[begin AVAILABLE DATA]

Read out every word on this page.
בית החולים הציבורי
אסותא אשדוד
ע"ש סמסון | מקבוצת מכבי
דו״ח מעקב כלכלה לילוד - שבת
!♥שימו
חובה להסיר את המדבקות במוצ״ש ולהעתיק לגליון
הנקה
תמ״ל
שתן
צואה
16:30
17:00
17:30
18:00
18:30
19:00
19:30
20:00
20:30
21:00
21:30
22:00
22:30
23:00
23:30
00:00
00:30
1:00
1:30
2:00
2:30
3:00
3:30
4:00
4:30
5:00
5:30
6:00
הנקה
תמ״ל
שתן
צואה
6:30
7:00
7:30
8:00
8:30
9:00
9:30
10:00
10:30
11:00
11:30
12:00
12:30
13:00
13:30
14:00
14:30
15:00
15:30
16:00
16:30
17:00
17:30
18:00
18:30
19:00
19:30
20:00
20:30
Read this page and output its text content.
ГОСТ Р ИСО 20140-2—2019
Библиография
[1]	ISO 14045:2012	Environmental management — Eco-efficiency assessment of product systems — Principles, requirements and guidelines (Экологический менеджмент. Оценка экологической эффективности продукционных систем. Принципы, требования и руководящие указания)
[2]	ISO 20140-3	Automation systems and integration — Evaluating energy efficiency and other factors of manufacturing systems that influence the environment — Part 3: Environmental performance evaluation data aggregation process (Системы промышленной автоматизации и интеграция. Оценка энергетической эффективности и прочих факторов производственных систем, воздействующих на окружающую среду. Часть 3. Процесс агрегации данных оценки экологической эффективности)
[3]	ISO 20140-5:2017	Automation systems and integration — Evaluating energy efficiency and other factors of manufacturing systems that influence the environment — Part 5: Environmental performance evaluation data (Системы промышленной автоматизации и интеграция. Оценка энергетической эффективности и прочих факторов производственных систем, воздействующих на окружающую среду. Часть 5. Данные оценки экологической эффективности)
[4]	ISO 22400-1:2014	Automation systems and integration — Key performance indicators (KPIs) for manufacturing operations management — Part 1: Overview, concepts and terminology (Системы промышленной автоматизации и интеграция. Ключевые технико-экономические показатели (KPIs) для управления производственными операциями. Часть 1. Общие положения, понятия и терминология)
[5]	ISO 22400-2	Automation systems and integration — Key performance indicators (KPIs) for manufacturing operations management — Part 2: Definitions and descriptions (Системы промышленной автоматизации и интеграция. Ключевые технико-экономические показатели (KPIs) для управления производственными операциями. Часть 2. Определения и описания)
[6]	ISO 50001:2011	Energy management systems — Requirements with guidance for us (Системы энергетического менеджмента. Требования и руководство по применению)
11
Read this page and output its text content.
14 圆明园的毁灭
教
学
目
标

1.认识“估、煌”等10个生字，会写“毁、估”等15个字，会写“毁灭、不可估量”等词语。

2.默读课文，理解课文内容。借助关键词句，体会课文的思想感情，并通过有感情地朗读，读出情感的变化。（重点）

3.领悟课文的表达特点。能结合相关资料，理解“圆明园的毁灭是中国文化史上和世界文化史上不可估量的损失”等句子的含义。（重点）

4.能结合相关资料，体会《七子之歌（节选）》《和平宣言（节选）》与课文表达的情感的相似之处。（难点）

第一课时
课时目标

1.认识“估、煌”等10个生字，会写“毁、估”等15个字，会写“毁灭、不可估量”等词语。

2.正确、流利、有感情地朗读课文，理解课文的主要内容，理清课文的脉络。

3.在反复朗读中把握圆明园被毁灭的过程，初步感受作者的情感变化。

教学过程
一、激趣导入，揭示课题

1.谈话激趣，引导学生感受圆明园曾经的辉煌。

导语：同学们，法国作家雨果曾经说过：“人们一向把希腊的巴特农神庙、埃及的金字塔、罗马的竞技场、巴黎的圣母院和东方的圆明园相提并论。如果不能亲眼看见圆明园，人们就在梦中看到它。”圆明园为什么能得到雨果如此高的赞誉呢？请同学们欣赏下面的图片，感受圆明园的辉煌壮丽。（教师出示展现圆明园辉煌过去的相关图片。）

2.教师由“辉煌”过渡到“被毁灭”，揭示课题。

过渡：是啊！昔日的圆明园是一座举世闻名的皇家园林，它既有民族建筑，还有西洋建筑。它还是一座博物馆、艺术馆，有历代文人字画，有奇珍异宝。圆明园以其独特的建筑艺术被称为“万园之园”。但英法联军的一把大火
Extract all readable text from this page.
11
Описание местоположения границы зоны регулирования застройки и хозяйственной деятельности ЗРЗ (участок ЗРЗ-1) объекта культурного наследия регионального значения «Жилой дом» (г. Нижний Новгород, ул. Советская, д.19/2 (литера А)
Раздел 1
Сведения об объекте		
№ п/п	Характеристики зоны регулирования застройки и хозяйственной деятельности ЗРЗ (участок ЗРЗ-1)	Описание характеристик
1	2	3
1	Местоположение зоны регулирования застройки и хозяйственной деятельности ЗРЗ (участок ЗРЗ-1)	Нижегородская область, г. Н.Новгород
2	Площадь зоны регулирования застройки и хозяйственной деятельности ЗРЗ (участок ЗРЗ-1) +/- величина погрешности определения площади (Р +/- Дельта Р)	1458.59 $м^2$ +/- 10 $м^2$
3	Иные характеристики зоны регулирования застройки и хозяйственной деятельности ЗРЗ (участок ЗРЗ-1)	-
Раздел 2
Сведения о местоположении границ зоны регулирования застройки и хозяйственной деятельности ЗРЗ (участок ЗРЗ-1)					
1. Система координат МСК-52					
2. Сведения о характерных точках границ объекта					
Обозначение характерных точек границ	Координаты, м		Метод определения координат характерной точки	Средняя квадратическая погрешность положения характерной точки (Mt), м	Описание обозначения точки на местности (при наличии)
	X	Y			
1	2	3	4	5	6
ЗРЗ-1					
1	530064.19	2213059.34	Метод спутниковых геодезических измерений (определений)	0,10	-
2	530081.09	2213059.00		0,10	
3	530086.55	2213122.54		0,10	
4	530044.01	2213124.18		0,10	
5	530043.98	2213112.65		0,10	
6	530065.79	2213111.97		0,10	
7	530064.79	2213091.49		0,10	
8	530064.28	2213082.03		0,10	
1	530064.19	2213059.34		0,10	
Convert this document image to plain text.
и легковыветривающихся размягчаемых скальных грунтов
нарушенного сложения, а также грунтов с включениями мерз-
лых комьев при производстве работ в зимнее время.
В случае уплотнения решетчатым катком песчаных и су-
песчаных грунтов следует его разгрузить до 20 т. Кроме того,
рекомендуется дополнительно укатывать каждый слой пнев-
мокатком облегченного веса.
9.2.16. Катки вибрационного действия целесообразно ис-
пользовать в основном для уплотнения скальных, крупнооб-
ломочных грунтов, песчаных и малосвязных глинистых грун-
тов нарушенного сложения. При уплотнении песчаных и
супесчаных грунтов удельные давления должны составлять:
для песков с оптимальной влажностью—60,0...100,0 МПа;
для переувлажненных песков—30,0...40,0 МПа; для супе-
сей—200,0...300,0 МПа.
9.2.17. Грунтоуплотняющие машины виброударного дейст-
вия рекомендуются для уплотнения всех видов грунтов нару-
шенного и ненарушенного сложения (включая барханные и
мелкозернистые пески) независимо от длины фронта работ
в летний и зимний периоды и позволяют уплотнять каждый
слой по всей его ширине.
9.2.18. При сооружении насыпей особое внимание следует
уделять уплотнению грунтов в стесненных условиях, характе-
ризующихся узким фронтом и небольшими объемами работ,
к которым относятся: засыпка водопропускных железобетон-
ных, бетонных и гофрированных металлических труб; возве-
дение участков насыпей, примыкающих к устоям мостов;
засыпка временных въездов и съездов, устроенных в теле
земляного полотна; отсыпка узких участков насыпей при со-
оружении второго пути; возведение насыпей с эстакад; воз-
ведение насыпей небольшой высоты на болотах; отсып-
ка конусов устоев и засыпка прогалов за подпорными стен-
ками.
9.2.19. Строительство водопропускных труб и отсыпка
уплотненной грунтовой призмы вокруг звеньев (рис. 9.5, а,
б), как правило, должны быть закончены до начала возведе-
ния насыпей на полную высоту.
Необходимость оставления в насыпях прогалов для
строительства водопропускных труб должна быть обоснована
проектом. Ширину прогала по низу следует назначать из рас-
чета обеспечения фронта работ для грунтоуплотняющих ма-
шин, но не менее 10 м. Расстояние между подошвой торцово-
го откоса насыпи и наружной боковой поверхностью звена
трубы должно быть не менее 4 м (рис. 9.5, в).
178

[end AVAILABLE DATA]

*STATED PROBLEM*
Find every line in the records above that holds the word "менее", and copy each one.

*FULL OUTPUT*
шин, но не менее 10 м. Расстояние между подошвой торцово-
трубы должно быть не менее 4 м (рис. 9.5, в).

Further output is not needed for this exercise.